▶ **RECORDS PROVIDED**:
^^^^
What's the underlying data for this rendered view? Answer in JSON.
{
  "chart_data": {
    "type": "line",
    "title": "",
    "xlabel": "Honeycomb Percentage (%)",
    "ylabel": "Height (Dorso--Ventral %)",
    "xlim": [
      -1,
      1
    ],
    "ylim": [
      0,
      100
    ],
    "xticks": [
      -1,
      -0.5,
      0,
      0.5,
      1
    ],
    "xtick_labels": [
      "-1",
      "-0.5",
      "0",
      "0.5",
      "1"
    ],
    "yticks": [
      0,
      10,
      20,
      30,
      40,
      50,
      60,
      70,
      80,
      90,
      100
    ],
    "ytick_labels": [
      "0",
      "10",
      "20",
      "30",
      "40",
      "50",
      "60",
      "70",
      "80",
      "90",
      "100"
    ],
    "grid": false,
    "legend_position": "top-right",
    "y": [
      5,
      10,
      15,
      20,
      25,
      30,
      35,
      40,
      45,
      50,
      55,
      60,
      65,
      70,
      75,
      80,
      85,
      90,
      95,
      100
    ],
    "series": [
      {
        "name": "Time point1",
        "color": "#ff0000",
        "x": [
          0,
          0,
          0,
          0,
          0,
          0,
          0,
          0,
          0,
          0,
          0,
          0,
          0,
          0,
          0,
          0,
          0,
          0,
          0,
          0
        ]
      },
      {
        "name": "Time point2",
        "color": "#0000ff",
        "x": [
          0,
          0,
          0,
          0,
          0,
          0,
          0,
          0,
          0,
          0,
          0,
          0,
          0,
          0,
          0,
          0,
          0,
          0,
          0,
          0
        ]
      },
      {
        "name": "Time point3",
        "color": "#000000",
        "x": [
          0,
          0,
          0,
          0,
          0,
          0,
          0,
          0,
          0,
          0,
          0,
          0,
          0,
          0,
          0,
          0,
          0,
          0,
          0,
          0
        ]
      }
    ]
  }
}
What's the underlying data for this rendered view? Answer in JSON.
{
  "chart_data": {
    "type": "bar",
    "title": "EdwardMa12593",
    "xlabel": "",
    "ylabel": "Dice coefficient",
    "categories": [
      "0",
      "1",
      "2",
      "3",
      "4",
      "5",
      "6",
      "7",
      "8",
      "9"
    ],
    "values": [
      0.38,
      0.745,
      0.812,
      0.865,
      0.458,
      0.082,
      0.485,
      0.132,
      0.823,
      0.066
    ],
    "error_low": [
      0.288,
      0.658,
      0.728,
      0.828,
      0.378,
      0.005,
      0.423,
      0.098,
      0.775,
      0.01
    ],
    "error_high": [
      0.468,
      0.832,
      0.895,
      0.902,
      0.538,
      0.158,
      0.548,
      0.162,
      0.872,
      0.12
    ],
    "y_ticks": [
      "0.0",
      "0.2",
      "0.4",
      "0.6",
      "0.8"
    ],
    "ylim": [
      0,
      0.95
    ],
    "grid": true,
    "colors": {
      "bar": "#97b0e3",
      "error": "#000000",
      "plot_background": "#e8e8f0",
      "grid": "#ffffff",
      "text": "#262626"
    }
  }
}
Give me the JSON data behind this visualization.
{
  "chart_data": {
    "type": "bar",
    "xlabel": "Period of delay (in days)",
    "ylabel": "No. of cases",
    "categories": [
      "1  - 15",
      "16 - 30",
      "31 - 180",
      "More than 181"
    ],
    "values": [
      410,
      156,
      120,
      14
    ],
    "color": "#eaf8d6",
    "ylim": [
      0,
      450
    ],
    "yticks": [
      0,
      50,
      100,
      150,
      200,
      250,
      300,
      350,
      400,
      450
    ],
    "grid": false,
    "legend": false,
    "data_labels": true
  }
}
^^^^
▶ **TASK**: Each entry above is to be quoted exactly.

▶ **EXERCISE OUTPUT**:
What's the underlying data for this rendered view? Answer in JSON.
{
  "chart_data": {
    "type": "line",
    "title": "",
    "xlabel": "Honeycomb Percentage (%)",
    "ylabel": "Height (Dorso--Ventral %)",
    "xlim": [
      -1,
      1
    ],
    "ylim": [
      0,
      100
    ],
    "xticks": [
      -1,
      -0.5,
      0,
      0.5,
      1
    ],
    "xtick_labels": [
      "-1",
      "-0.5",
      "0",
      "0.5",
      "1"
    ],
    "yticks": [
      0,
      10,
      20,
      30,
      40,
      50,
      60,
      70,
      80,
      90,
      100
    ],
    "ytick_labels": [
      "0",
      "10",
      "20",
      "30",
      "40",
      "50",
      "60",
      "70",
      "80",
      "90",
      "100"
    ],
    "grid": false,
    "legend_position": "top-right",
    "y": [
      5,
      10,
      15,
      20,
      25,
      30,
      35,
      40,
      45,
      50,
      55,
      60,
      65,
      70,
      75,
      80,
      85,
      90,
      95,
      100
    ],
    "series": [
      {
        "name": "Time point1",
        "color": "#ff0000",
        "x": [
          0,
          0,
          0,
          0,
          0,
          0,
          0,
          0,
          0,
          0,
          0,
          0,
          0,
          0,
          0,
          0,
          0,
          0,
          0,
          0
        ]
      },
      {
        "name": "Time point2",
        "color": "#0000ff",
        "x": [
          0,
          0,
          0,
          0,
          0,
          0,
          0,
          0,
          0,
          0,
          0,
          0,
          0,
          0,
          0,
          0,
          0,
          0,
          0,
          0
        ]
      },
      {
        "name": "Time point3",
        "color": "#000000",
        "x": [
          0,
          0,
          0,
          0,
          0,
          0,
          0,
          0,
          0,
          0,
          0,
          0,
          0,
          0,
          0,
          0,
          0,
          0,
          0,
          0
        ]
      }
    ]
  }
}
What's the underlying data for this rendered view? Answer in JSON.
{
  "chart_data": {
    "type": "bar",
    "title": "EdwardMa12593",
    "xlabel": "",
    "ylabel": "Dice coefficient",
    "categories": [
      "0",
      "1",
      "2",
      "3",
      "4",
      "5",
      "6",
      "7",
      "8",
      "9"
    ],
    "values": [
      0.38,
      0.745,
      0.812,
      0.865,
      0.458,
      0.082,
      0.485,
      0.132,
      0.823,
      0.066
    ],
    "error_low": [
      0.288,
      0.658,
      0.728,
      0.828,
      0.378,
      0.005,
      0.423,
      0.098,
      0.775,
      0.01
    ],
    "error_high": [
      0.468,
      0.832,
      0.895,
      0.902,
      0.538,
      0.158,
      0.548,
      0.162,
      0.872,
      0.12
    ],
    "y_ticks": [
      "0.0",
      "0.2",
      "0.4",
      "0.6",
      "0.8"
    ],
    "ylim": [
      0,
      0.95
    ],
    "grid": true,
    "colors": {
      "bar": "#97b0e3",
      "error": "#000000",
      "plot_background": "#e8e8f0",
      "grid": "#ffffff",
      "text": "#262626"
    }
  }
}
Give me the JSON data behind this visualization.
{
  "chart_data": {
    "type": "bar",
    "xlabel": "Period of delay (in days)",
    "ylabel": "No. of cases",
    "categories": [
      "1  - 15",
      "16 - 30",
      "31 - 180",
      "More than 181"
    ],
    "values": [
      410,
      156,
      120,
      14
    ],
    "color": "#eaf8d6",
    "ylim": [
      0,
      450
    ],
    "yticks": [
      0,
      50,
      100,
      150,
      200,
      250,
      300,
      350,
      400,
      450
    ],
    "grid": false,
    "legend": false,
    "data_labels": true
  }
}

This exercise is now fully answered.